Identify the lines that contain the string "عثمان", then copy each of them.
-- start --
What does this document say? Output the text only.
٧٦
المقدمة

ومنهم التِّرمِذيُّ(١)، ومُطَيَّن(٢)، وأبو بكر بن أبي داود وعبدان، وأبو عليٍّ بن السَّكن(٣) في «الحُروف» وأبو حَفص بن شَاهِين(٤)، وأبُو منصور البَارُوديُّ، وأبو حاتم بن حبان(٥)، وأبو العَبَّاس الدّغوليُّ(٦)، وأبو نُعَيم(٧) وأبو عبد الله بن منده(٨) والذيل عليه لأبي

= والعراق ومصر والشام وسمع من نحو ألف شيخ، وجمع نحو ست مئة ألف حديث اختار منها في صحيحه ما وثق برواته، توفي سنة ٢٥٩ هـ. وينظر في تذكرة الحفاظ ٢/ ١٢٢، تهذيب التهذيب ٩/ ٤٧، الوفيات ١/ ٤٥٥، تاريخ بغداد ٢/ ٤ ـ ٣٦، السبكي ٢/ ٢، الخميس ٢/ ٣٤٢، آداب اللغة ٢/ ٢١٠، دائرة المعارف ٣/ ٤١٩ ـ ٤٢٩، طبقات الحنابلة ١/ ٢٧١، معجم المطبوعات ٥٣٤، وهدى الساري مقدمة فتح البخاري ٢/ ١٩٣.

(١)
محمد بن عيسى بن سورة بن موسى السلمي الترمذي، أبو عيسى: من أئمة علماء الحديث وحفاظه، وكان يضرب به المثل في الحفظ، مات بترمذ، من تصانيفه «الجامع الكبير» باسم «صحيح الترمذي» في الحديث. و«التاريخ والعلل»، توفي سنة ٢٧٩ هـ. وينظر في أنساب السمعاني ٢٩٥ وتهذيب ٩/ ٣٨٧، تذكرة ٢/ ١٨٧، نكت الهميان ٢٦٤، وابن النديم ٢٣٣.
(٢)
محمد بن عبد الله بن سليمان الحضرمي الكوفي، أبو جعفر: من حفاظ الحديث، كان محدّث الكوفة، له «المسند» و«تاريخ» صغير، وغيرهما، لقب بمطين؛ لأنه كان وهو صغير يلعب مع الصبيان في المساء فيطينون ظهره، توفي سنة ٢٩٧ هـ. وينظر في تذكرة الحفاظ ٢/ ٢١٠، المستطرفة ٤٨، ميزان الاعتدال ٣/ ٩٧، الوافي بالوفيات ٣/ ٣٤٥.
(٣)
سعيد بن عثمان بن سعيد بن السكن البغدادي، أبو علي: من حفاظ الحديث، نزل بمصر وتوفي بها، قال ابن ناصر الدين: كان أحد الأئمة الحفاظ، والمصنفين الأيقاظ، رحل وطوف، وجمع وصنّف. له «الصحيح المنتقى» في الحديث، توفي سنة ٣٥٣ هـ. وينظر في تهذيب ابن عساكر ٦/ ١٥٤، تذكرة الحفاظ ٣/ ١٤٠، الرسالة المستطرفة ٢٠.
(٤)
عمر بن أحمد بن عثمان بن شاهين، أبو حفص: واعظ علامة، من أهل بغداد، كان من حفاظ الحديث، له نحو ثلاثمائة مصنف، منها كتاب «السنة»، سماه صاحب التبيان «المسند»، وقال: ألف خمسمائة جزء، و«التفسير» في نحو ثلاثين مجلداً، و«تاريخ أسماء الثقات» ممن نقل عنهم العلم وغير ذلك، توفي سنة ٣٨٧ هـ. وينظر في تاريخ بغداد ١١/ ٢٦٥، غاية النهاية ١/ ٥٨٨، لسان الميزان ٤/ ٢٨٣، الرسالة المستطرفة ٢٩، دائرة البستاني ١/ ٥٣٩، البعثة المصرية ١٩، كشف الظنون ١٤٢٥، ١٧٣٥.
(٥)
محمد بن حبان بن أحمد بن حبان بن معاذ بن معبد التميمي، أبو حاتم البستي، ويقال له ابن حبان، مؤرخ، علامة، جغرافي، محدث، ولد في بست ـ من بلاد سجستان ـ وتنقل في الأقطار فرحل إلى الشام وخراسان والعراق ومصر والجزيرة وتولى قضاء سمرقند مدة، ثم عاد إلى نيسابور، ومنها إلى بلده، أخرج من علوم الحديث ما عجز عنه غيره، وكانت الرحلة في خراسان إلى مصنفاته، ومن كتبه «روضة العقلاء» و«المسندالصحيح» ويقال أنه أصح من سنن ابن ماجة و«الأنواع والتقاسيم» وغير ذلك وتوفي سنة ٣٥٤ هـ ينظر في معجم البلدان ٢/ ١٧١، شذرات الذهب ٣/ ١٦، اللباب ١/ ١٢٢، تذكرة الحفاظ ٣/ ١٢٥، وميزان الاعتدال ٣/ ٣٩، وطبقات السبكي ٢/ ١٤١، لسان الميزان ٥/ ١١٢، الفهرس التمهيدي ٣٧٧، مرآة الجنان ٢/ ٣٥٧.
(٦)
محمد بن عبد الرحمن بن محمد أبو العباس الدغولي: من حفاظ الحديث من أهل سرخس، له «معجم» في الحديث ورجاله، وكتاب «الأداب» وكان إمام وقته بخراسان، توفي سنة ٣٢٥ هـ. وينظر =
-- end --
* SOLVED PROBLEM
سعيد بن عثمان بن سعيد بن السكن البغدادي، أبو علي: من حفاظ الحديث، نزل بمصر وتوفي بها، قال ابن ناصر الدين: كان أحد الأئمة الحفاظ، والمصنفين الأيقاظ، رحل وطوف، وجمع وصنّف. له «الصحيح المنتقى» في الحديث، توفي سنة ٣٥٣ هـ. وينظر في تهذيب ابن عساكر ٦/ ١٥٤، تذكرة الحفاظ ٣/ ١٤٠، الرسالة المستطرفة ٢٠.
عمر بن أحمد بن عثمان بن شاهين، أبو حفص: واعظ علامة، من أهل بغداد، كان من حفاظ الحديث، له نحو ثلاثمائة مصنف، منها كتاب «السنة»، سماه صاحب التبيان «المسند»، وقال: ألف خمسمائة جزء، و«التفسير» في نحو ثلاثين مجلداً، و«تاريخ أسماء الثقات» ممن نقل عنهم العلم وغير ذلك، توفي سنة ٣٨٧ هـ. وينظر في تاريخ بغداد ١١/ ٢٦٥، غاية النهاية ١/ ٥٨٨، لسان الميزان ٤/ ٢٨٣، الرسالة المستطرفة ٢٩، دائرة البستاني ١/ ٥٣٩، البعثة المصرية ١٩، كشف الظنون ١٤٢٥، ١٧٣٥.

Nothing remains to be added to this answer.